**Data rows**:
....................

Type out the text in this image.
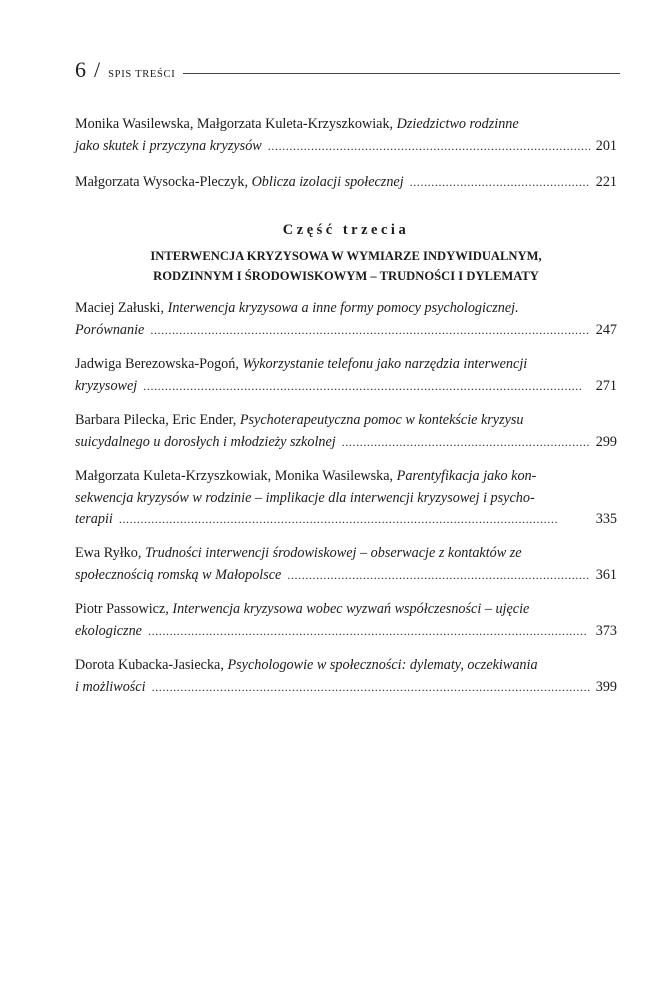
6 / SPIS TREŚCI
Monika Wasilewska, Małgorzata Kuleta-Krzyszkowiak,
Dziedzictwo rodzinne
jako skutek i przyczyna kryzysów . . .	201
Małgorzata Wysocka-Pleczyk,
Oblicza izolacji społecznej . . .	221
Część trzecia
INTERWENCJA KRYZYSOWA W WYMIARZE INDYWIDUALNYM,
RODZINNYM I ŚRODOWISKOWYM – TRUDNOŚCI I DYLEMATY
Maciej Załuski,
Interwencja kryzysowa a inne formy pomocy psychologicznej.
Porównanie . . .	247
Jadwiga Berezowska-Pogoń,
Wykorzystanie telefonu jako narzędzia interwencji
kryzysowej . . .	271
Barbara Pilecka, Eric Ender,
Psychoterapeutyczna pomoc w kontekście kryzysu
suicydalnego u dorosłych i młodzieży szkolnej . . .	299
Małgorzata Kuleta-Krzyszkowiak, Monika Wasilewska,
Parentyfikacja jako kon-
sekwencja kryzysów w rodzinie – implikacje dla interwencji kryzysowej i psycho-
terapii . . .	335
Ewa Ryłko,
Trudności interwencji środowiskowej – obserwacje z kontaktów ze
społecznością romską w Małopolsce . . .	361
Piotr Passowicz,
Interwencja kryzysowa wobec wyzwań współczesności – ujęcie
ekologiczne . . .	373
Dorota Kubacka-Jasiecka,
Psychologowie w społeczności: dylematy, oczekiwania
i możliwości . . .	399
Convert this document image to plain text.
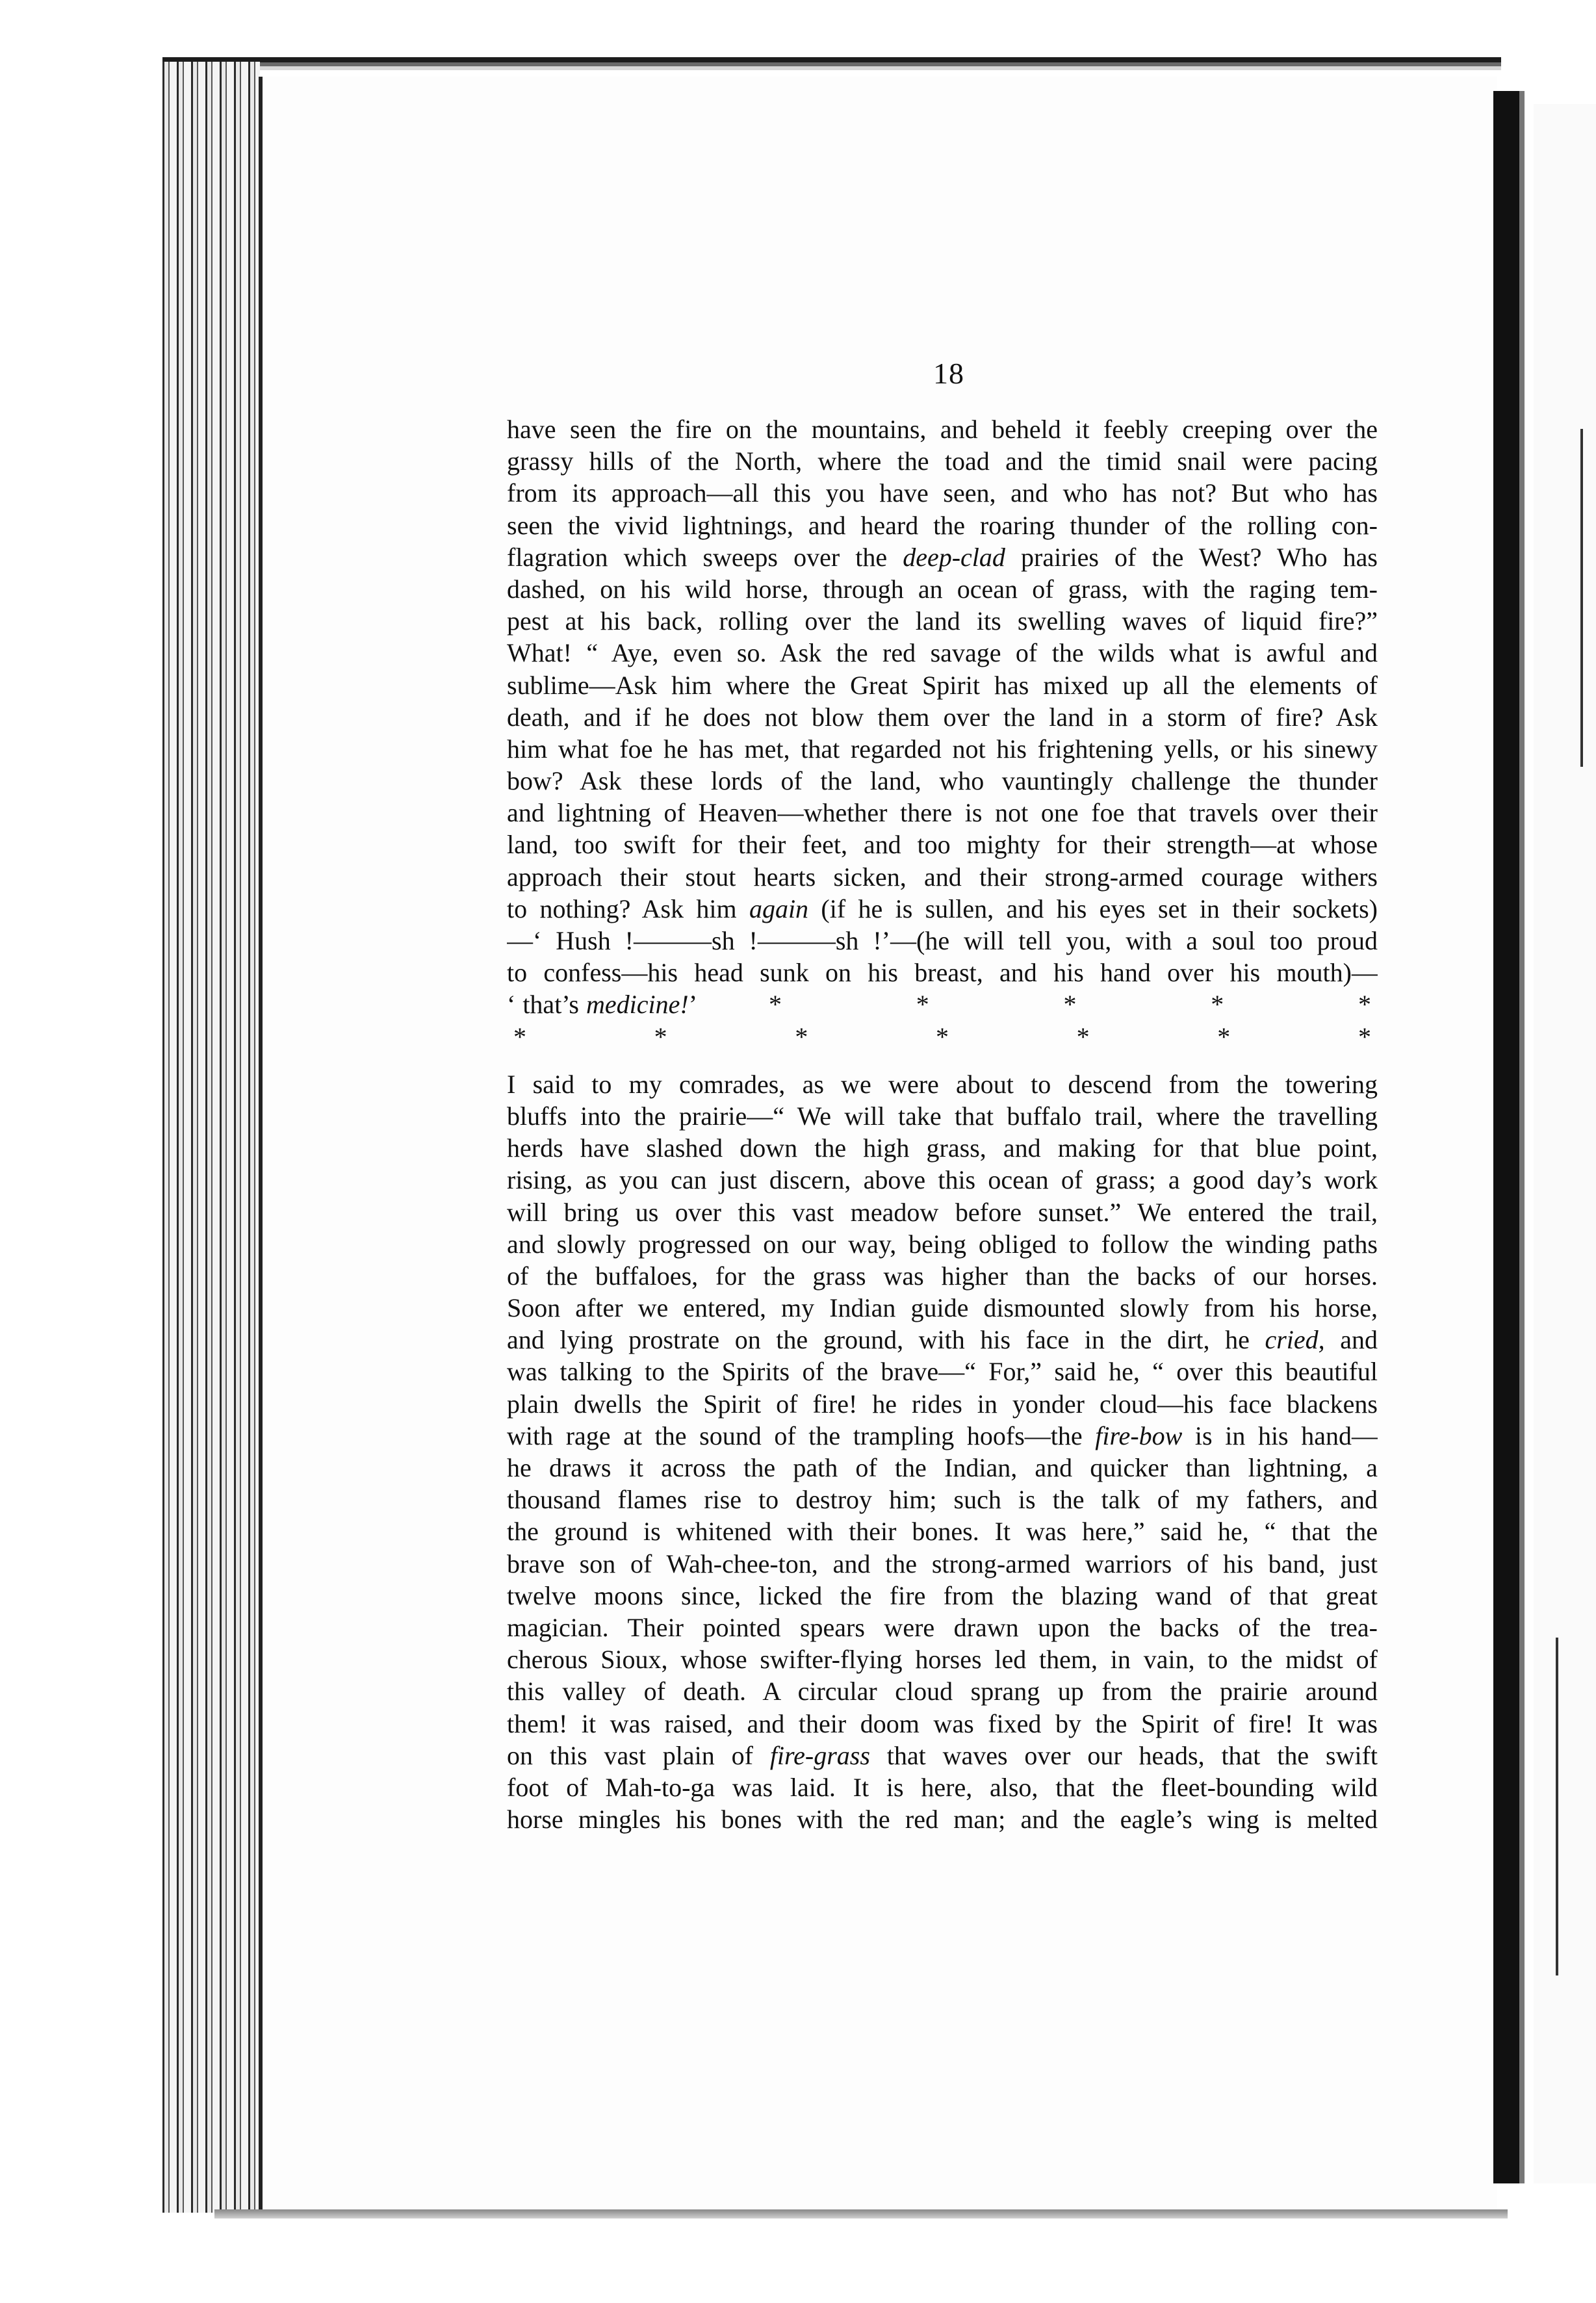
18
have seen the fire on the mountains, and beheld it feebly creeping over the
grassy hills of the North, where the toad and the timid snail were pacing
from its approach—all this you have seen, and who has not? But who has
seen the vivid lightnings, and heard the roaring thunder of the rolling con-
flagration which sweeps over the deep-clad prairies of the West? Who has
dashed, on his wild horse, through an ocean of grass, with the raging tem-
pest at his back, rolling over the land its swelling waves of liquid fire?”
What! “ Aye, even so. Ask the red savage of the wilds what is awful and
sublime—Ask him where the Great Spirit has mixed up all the elements of
death, and if he does not blow them over the land in a storm of fire? Ask
him what foe he has met, that regarded not his frightening yells, or his sinewy
bow? Ask these lords of the land, who vauntingly challenge the thunder
and lightning of Heaven—whether there is not one foe that travels over their
land, too swift for their feet, and too mighty for their strength—at whose
approach their stout hearts sicken, and their strong-armed courage withers
to nothing? Ask him again (if he is sullen, and his eyes set in their sockets)
—‘ Hush !———sh !———sh !’—(he will tell you, with a soul too proud
to confess—his head sunk on his breast, and his hand over his mouth)—
‘ that’s medicine!’	*	*	*	*	*
*	*	*	*	*	*	*
I said to my comrades, as we were about to descend from the towering
bluffs into the prairie—“ We will take that buffalo trail, where the travelling
herds have slashed down the high grass, and making for that blue point,
rising, as you can just discern, above this ocean of grass; a good day’s work
will bring us over this vast meadow before sunset.” We entered the trail,
and slowly progressed on our way, being obliged to follow the winding paths
of the buffaloes, for the grass was higher than the backs of our horses.
Soon after we entered, my Indian guide dismounted slowly from his horse,
and lying prostrate on the ground, with his face in the dirt, he cried, and
was talking to the Spirits of the brave—“ For,” said he, “ over this beautiful
plain dwells the Spirit of fire! he rides in yonder cloud—his face blackens
with rage at the sound of the trampling hoofs—the fire-bow is in his hand—
he draws it across the path of the Indian, and quicker than lightning, a
thousand flames rise to destroy him; such is the talk of my fathers, and
the ground is whitened with their bones. It was here,” said he, “ that the
brave son of Wah-chee-ton, and the strong-armed warriors of his band, just
twelve moons since, licked the fire from the blazing wand of that great
magician. Their pointed spears were drawn upon the backs of the trea-
cherous Sioux, whose swifter-flying horses led them, in vain, to the midst of
this valley of death. A circular cloud sprang up from the prairie around
them! it was raised, and their doom was fixed by the Spirit of fire! It was
on this vast plain of fire-grass that waves over our heads, that the swift
foot of Mah-to-ga was laid. It is here, also, that the fleet-bounding wild
horse mingles his bones with the red man; and the eagle’s wing is melted
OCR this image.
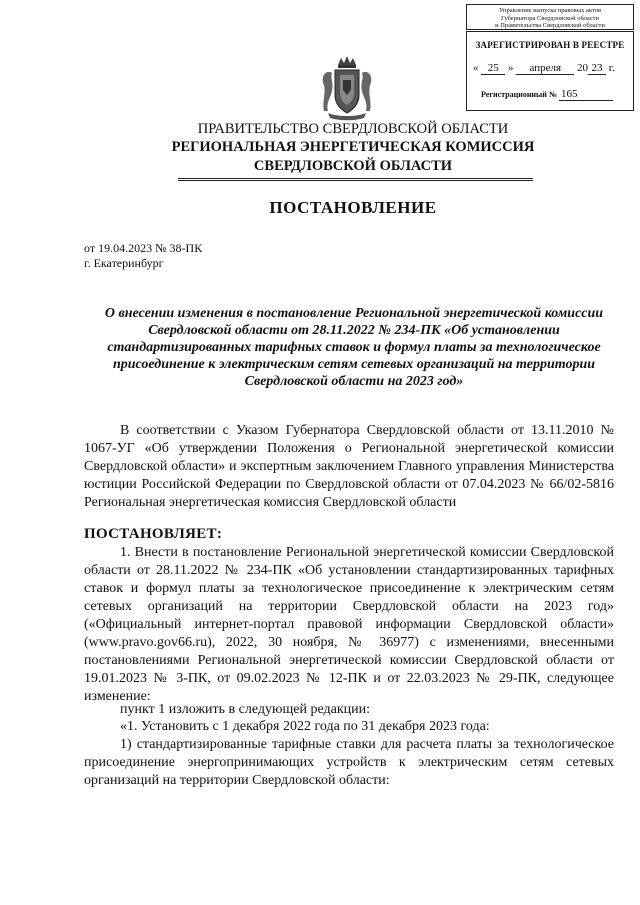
Управление выпуска правовых актов
Губернатора Свердловской области
и Правительства Свердловской области
ЗАРЕГИСТРИРОВАН В РЕЕСТРЕ
« 25 » апреля 20 23 г.
Регистрационный № 165
ПРАВИТЕЛЬСТВО СВЕРДЛОВСКОЙ ОБЛАСТИ
РЕГИОНАЛЬНАЯ ЭНЕРГЕТИЧЕСКАЯ КОМИССИЯ
СВЕРДЛОВСКОЙ ОБЛАСТИ
ПОСТАНОВЛЕНИЕ
от 19.04.2023 № 38-ПК
г. Екатеринбург
О внесении изменения в постановление Региональной энергетической комиссии Свердловской области от 28.11.2022 № 234-ПК «Об установлении стандартизированных тарифных ставок и формул платы за технологическое присоединение к электрическим сетям сетевых организаций на территории Свердловской области на 2023 год»
В соответствии с Указом Губернатора Свердловской области от 13.11.2010 № 1067-УГ «Об утверждении Положения о Региональной энергетической комиссии Свердловской области» и экспертным заключением Главного управления Министерства юстиции Российской Федерации по Свердловской области от 07.04.2023 № 66/02-5816 Региональная энергетическая комиссия Свердловской области
ПОСТАНОВЛЯЕТ:
1. Внести в постановление Региональной энергетической комиссии Свердловской области от 28.11.2022 № 234-ПК «Об установлении стандартизированных тарифных ставок и формул платы за технологическое присоединение к электрическим сетям сетевых организаций на территории Свердловской области на 2023 год» («Официальный интернет-портал правовой информации Свердловской области» (www.pravo.gov66.ru), 2022, 30 ноября, № 36977) с изменениями, внесенными постановлениями Региональной энергетической комиссии Свердловской области от 19.01.2023 № 3-ПК, от 09.02.2023 № 12-ПК и от 22.03.2023 № 29-ПК, следующее изменение:
пункт 1 изложить в следующей редакции:
«1. Установить с 1 декабря 2022 года по 31 декабря 2023 года:
1) стандартизированные тарифные ставки для расчета платы за технологическое присоединение энергопринимающих устройств к электрическим сетям сетевых организаций на территории Свердловской области:
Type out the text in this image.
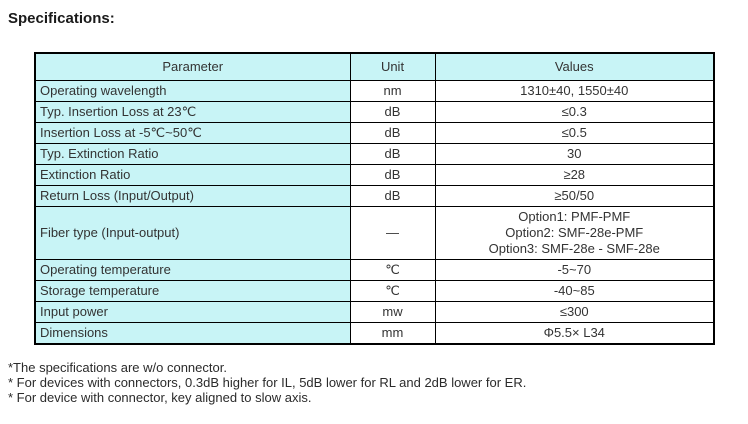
Specifications:
Parameter	Unit	Values
Operating wavelength	nm	1310±40, 1550±40

Typ. Insertion Loss at 23℃	dB	≤0.3

Insertion Loss at -5℃~50℃	dB	≤0.5

Typ. Extinction Ratio	dB	30

Extinction Ratio	dB	≥28

Return Loss (Input/Output)	dB	≥50/50

Fiber type (Input-output)	—	Option1: PMF-PMF
Option2: SMF-28e-PMF
Option3: SMF-28e - SMF-28e

Operating temperature	℃	-5~70

Storage temperature	℃	-40~85

Input power	mw	≤300

Dimensions	mm	Φ5.5× L34
*The specifications are w/o connector.
* For devices with connectors, 0.3dB higher for IL, 5dB lower for RL and 2dB lower for ER.
* For device with connector, key aligned to slow axis.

....................

**To be done**: Copy out every line of the listing that contains the string "jako".

**Expected answer**:
jako skutek i przyczyna kryzysów . . .	201
Wykorzystanie telefonu jako narzędzia interwencji
Parentyfikacja jako kon-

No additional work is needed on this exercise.